Exercise directions: Copy every entry exactly as given, minus the images.

Source records:
########################################
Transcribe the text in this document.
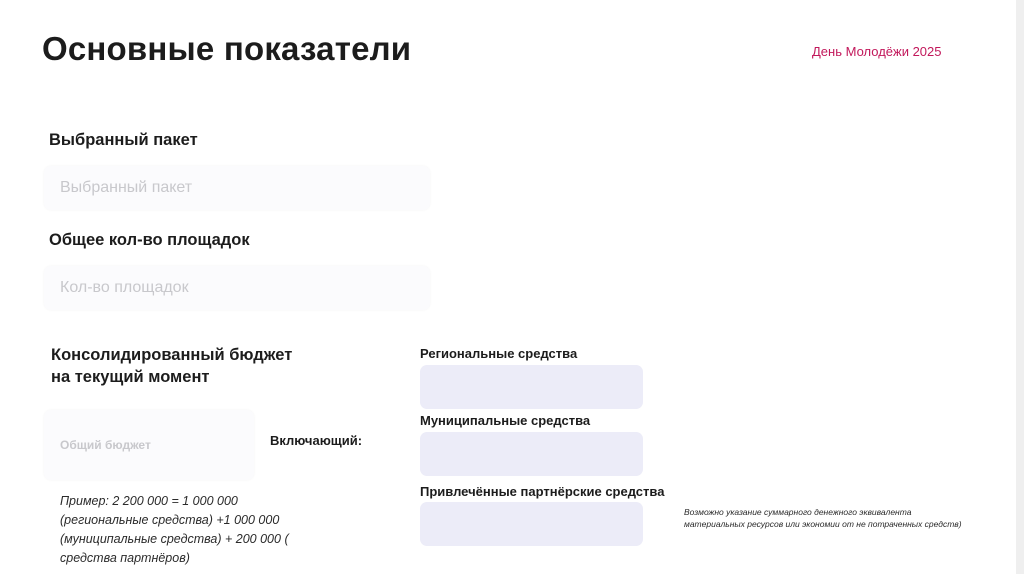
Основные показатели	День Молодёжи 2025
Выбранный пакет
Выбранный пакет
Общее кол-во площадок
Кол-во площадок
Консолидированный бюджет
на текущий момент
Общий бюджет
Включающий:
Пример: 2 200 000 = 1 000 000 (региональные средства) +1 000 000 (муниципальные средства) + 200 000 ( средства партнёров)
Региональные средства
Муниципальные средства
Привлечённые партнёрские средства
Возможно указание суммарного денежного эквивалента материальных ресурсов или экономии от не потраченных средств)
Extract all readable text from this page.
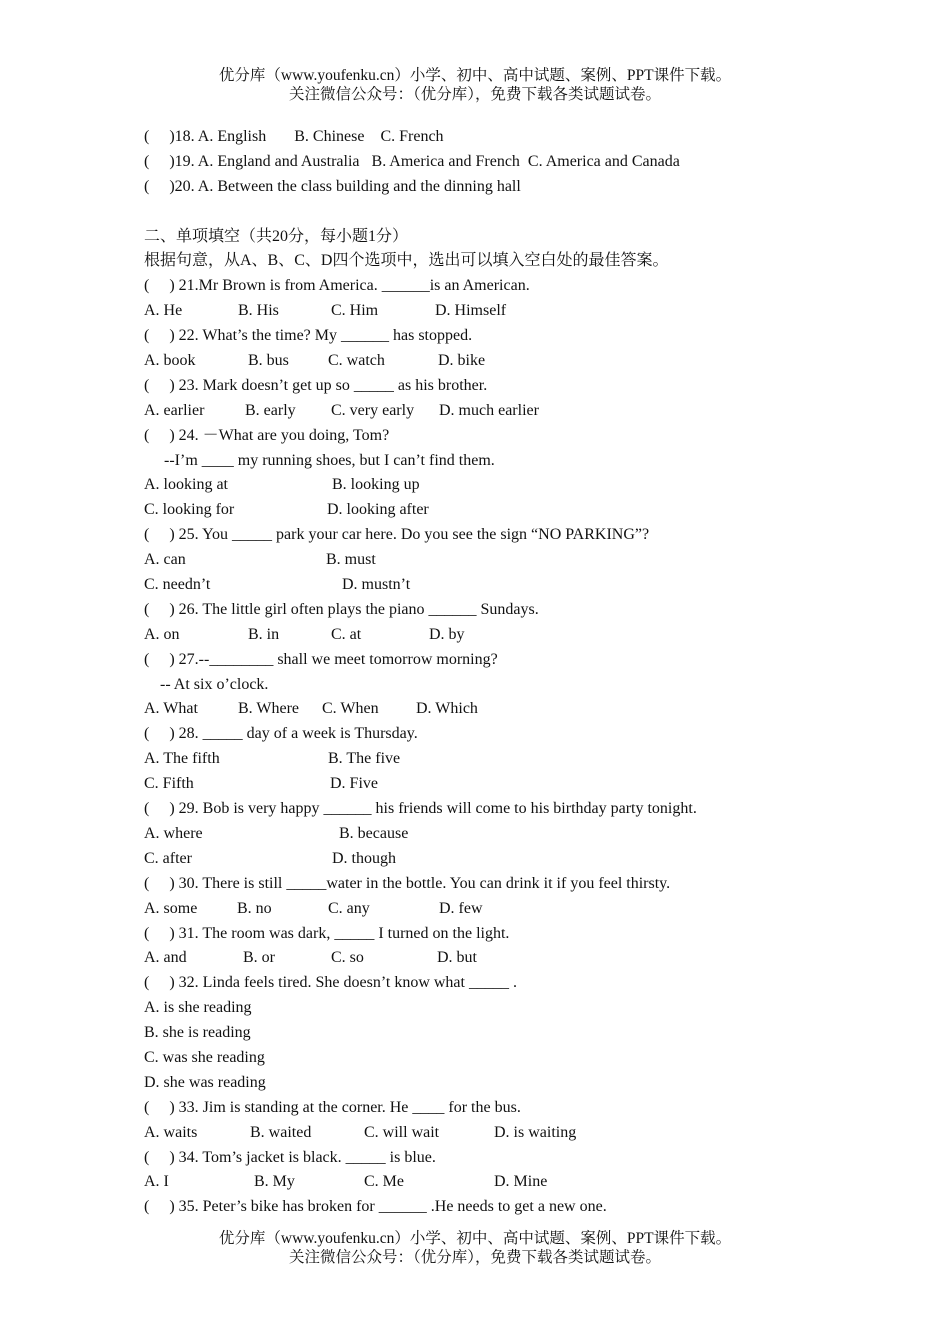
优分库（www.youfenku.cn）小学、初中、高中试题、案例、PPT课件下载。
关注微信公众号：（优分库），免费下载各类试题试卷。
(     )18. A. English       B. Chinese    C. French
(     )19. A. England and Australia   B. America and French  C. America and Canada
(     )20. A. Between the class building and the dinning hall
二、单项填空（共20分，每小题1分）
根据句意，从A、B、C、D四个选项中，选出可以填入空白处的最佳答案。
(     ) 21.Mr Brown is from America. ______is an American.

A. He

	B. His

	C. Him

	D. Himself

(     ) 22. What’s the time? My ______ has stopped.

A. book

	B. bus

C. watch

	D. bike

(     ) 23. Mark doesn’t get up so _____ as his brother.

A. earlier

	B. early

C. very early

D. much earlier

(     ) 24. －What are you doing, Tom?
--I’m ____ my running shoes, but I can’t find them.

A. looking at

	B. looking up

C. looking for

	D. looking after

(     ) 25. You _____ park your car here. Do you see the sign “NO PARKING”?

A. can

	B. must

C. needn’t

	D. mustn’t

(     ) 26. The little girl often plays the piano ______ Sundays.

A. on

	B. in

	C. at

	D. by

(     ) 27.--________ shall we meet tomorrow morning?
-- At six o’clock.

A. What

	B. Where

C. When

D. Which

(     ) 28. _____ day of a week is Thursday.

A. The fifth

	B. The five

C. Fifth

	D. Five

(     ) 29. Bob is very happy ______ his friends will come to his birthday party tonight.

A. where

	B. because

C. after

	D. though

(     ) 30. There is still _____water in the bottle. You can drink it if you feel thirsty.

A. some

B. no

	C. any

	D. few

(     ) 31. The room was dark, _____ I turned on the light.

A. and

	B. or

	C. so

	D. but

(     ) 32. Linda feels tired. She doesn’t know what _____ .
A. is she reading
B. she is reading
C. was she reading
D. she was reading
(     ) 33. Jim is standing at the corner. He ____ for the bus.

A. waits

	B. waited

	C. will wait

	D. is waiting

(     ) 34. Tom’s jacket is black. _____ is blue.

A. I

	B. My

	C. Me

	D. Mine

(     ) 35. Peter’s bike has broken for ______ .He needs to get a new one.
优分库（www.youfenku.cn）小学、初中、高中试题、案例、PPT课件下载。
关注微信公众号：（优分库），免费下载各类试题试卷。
########################################
Answer for the task:
Transcribe the text in this document.
Основные показатели	День Молодёжи 2025
Выбранный пакет
Выбранный пакет
Общее кол-во площадок
Кол-во площадок
Консолидированный бюджет
на текущий момент
Общий бюджет
Включающий:
Пример: 2 200 000 = 1 000 000 (региональные средства) +1 000 000 (муниципальные средства) + 200 000 ( средства партнёров)
Региональные средства
Муниципальные средства
Привлечённые партнёрские средства
Возможно указание суммарного денежного эквивалента материальных ресурсов или экономии от не потраченных средств)
Extract all readable text from this page.
优分库（www.youfenku.cn）小学、初中、高中试题、案例、PPT课件下载。
关注微信公众号：（优分库），免费下载各类试题试卷。
(     )18. A. English       B. Chinese    C. French
(     )19. A. England and Australia   B. America and French  C. America and Canada
(     )20. A. Between the class building and the dinning hall
二、单项填空（共20分，每小题1分）
根据句意，从A、B、C、D四个选项中，选出可以填入空白处的最佳答案。
(     ) 21.Mr Brown is from America. ______is an American.

A. He

	B. His

	C. Him

	D. Himself

(     ) 22. What’s the time? My ______ has stopped.

A. book

	B. bus

C. watch

	D. bike

(     ) 23. Mark doesn’t get up so _____ as his brother.

A. earlier

	B. early

C. very early

D. much earlier

(     ) 24. －What are you doing, Tom?
--I’m ____ my running shoes, but I can’t find them.

A. looking at

	B. looking up

C. looking for

	D. looking after

(     ) 25. You _____ park your car here. Do you see the sign “NO PARKING”?

A. can

	B. must

C. needn’t

	D. mustn’t

(     ) 26. The little girl often plays the piano ______ Sundays.

A. on

	B. in

	C. at

	D. by

(     ) 27.--________ shall we meet tomorrow morning?
-- At six o’clock.

A. What

	B. Where

C. When

D. Which

(     ) 28. _____ day of a week is Thursday.

A. The fifth

	B. The five

C. Fifth

	D. Five

(     ) 29. Bob is very happy ______ his friends will come to his birthday party tonight.

A. where

	B. because

C. after

	D. though

(     ) 30. There is still _____water in the bottle. You can drink it if you feel thirsty.

A. some

B. no

	C. any

	D. few

(     ) 31. The room was dark, _____ I turned on the light.

A. and

	B. or

	C. so

	D. but

(     ) 32. Linda feels tired. She doesn’t know what _____ .
A. is she reading
B. she is reading
C. was she reading
D. she was reading
(     ) 33. Jim is standing at the corner. He ____ for the bus.

A. waits

	B. waited

	C. will wait

	D. is waiting

(     ) 34. Tom’s jacket is black. _____ is blue.

A. I

	B. My

	C. Me

	D. Mine

(     ) 35. Peter’s bike has broken for ______ .He needs to get a new one.
优分库（www.youfenku.cn）小学、初中、高中试题、案例、PPT课件下载。
关注微信公众号：（优分库），免费下载各类试题试卷。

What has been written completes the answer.